## BEGIN
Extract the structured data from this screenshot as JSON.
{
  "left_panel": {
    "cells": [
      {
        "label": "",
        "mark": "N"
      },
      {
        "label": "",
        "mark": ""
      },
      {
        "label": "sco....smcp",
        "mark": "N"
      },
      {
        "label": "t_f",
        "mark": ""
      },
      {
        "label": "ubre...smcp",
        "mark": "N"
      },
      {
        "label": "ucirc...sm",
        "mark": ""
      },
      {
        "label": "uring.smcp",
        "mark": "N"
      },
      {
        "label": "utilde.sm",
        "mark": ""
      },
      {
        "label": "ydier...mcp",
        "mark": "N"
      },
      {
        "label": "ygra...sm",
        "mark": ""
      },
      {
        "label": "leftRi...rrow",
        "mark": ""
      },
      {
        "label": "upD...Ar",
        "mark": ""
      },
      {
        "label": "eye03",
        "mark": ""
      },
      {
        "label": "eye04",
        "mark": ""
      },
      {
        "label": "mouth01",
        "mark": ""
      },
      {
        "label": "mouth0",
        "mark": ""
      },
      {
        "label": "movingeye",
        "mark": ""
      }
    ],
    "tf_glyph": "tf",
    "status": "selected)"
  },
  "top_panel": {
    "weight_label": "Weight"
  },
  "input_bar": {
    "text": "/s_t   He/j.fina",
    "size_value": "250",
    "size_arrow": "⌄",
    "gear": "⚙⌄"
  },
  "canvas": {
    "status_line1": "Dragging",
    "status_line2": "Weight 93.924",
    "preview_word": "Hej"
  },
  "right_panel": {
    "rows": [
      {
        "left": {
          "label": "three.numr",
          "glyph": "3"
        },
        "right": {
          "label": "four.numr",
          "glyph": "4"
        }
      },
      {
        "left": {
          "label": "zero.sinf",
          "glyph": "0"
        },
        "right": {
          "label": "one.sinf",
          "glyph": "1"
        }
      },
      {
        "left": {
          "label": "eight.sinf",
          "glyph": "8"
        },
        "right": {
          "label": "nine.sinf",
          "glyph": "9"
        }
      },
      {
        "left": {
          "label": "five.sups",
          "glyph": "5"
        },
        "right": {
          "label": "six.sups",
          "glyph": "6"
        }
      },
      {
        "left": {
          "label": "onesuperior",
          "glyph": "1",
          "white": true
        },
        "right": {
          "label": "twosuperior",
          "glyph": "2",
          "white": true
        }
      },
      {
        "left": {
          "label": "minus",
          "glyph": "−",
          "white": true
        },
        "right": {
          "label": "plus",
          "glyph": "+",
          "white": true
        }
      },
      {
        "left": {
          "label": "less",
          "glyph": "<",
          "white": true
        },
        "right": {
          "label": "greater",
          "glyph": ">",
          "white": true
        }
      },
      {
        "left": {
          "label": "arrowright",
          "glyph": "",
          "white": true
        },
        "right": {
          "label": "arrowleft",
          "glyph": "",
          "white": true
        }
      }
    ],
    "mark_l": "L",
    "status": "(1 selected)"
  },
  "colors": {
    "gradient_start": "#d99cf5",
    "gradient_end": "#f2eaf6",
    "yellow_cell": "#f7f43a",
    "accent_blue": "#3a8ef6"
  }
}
## END
• _THE EXERCISE_: Of the lines in the records, how many contain the word "Weight"? Answer with the number and nothing else.

• _FINISHED ANSWER_: 2